Dataset records on visual material
◇ ◇ ◇ ◇ ◇
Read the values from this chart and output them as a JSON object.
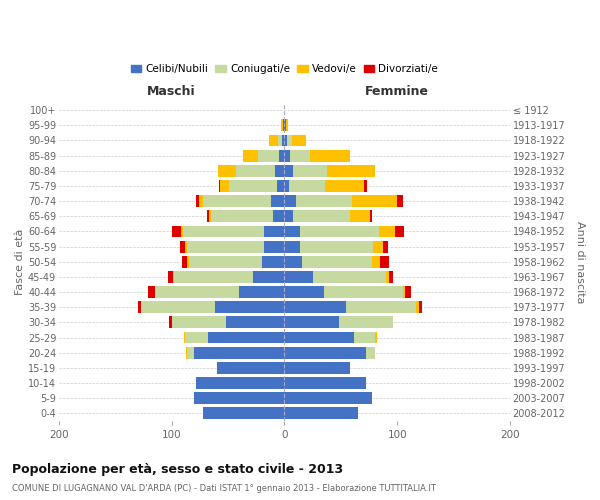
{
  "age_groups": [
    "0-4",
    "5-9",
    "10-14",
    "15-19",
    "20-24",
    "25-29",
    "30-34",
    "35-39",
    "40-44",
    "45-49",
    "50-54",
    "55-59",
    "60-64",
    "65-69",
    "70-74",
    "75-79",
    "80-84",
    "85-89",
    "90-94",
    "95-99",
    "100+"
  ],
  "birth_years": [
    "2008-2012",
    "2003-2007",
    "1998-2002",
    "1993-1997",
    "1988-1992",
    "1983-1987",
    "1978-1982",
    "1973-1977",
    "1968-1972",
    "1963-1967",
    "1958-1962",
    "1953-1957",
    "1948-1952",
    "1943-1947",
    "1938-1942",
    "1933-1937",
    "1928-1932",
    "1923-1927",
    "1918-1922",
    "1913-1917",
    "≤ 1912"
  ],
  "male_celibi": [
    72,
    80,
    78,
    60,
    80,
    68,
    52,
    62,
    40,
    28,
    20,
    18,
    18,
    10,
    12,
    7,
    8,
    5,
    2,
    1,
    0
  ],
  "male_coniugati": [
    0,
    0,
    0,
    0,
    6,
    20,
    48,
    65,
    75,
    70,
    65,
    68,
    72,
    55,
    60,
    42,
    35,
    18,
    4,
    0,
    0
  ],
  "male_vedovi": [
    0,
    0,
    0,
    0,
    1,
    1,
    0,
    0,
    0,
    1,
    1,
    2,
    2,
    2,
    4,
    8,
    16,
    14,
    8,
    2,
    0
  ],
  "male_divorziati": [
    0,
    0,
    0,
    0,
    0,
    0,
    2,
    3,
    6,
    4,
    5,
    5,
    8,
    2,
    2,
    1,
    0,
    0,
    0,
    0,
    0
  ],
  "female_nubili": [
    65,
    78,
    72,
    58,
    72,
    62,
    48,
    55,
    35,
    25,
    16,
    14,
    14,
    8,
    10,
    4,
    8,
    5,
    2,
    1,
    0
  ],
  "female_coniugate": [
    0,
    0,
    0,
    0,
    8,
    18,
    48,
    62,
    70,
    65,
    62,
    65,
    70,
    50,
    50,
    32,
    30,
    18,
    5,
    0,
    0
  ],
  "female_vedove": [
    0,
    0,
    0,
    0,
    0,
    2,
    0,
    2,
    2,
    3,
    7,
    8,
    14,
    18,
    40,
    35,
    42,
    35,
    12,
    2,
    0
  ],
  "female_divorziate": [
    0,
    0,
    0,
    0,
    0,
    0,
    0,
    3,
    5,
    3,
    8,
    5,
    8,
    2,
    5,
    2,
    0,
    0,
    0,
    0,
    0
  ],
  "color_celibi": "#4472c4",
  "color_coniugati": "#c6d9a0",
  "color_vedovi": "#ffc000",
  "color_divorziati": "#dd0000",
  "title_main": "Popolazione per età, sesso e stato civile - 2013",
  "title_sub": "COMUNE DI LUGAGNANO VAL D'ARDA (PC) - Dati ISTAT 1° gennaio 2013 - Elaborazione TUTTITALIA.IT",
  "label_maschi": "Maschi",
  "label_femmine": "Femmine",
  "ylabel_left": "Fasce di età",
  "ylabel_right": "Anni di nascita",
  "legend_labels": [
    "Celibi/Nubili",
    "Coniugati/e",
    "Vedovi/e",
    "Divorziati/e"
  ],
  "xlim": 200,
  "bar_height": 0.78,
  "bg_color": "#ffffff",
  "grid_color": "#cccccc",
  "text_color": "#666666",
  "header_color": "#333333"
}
◇ ◇ ◇ ◇ ◇
#### Aim of the exercise
Take the listing and print it again exactly, but without any pictures.

#### Answer to this problem
Read the values from this chart and output them as a JSON object.
{
  "age_groups": [
    "0-4",
    "5-9",
    "10-14",
    "15-19",
    "20-24",
    "25-29",
    "30-34",
    "35-39",
    "40-44",
    "45-49",
    "50-54",
    "55-59",
    "60-64",
    "65-69",
    "70-74",
    "75-79",
    "80-84",
    "85-89",
    "90-94",
    "95-99",
    "100+"
  ],
  "birth_years": [
    "2008-2012",
    "2003-2007",
    "1998-2002",
    "1993-1997",
    "1988-1992",
    "1983-1987",
    "1978-1982",
    "1973-1977",
    "1968-1972",
    "1963-1967",
    "1958-1962",
    "1953-1957",
    "1948-1952",
    "1943-1947",
    "1938-1942",
    "1933-1937",
    "1928-1932",
    "1923-1927",
    "1918-1922",
    "1913-1917",
    "≤ 1912"
  ],
  "male_celibi": [
    72,
    80,
    78,
    60,
    80,
    68,
    52,
    62,
    40,
    28,
    20,
    18,
    18,
    10,
    12,
    7,
    8,
    5,
    2,
    1,
    0
  ],
  "male_coniugati": [
    0,
    0,
    0,
    0,
    6,
    20,
    48,
    65,
    75,
    70,
    65,
    68,
    72,
    55,
    60,
    42,
    35,
    18,
    4,
    0,
    0
  ],
  "male_vedovi": [
    0,
    0,
    0,
    0,
    1,
    1,
    0,
    0,
    0,
    1,
    1,
    2,
    2,
    2,
    4,
    8,
    16,
    14,
    8,
    2,
    0
  ],
  "male_divorziati": [
    0,
    0,
    0,
    0,
    0,
    0,
    2,
    3,
    6,
    4,
    5,
    5,
    8,
    2,
    2,
    1,
    0,
    0,
    0,
    0,
    0
  ],
  "female_nubili": [
    65,
    78,
    72,
    58,
    72,
    62,
    48,
    55,
    35,
    25,
    16,
    14,
    14,
    8,
    10,
    4,
    8,
    5,
    2,
    1,
    0
  ],
  "female_coniugate": [
    0,
    0,
    0,
    0,
    8,
    18,
    48,
    62,
    70,
    65,
    62,
    65,
    70,
    50,
    50,
    32,
    30,
    18,
    5,
    0,
    0
  ],
  "female_vedove": [
    0,
    0,
    0,
    0,
    0,
    2,
    0,
    2,
    2,
    3,
    7,
    8,
    14,
    18,
    40,
    35,
    42,
    35,
    12,
    2,
    0
  ],
  "female_divorziate": [
    0,
    0,
    0,
    0,
    0,
    0,
    0,
    3,
    5,
    3,
    8,
    5,
    8,
    2,
    5,
    2,
    0,
    0,
    0,
    0,
    0
  ],
  "color_celibi": "#4472c4",
  "color_coniugati": "#c6d9a0",
  "color_vedovi": "#ffc000",
  "color_divorziati": "#dd0000",
  "title_main": "Popolazione per età, sesso e stato civile - 2013",
  "title_sub": "COMUNE DI LUGAGNANO VAL D'ARDA (PC) - Dati ISTAT 1° gennaio 2013 - Elaborazione TUTTITALIA.IT",
  "label_maschi": "Maschi",
  "label_femmine": "Femmine",
  "ylabel_left": "Fasce di età",
  "ylabel_right": "Anni di nascita",
  "legend_labels": [
    "Celibi/Nubili",
    "Coniugati/e",
    "Vedovi/e",
    "Divorziati/e"
  ],
  "xlim": 200,
  "bar_height": 0.78,
  "bg_color": "#ffffff",
  "grid_color": "#cccccc",
  "text_color": "#666666",
  "header_color": "#333333"
}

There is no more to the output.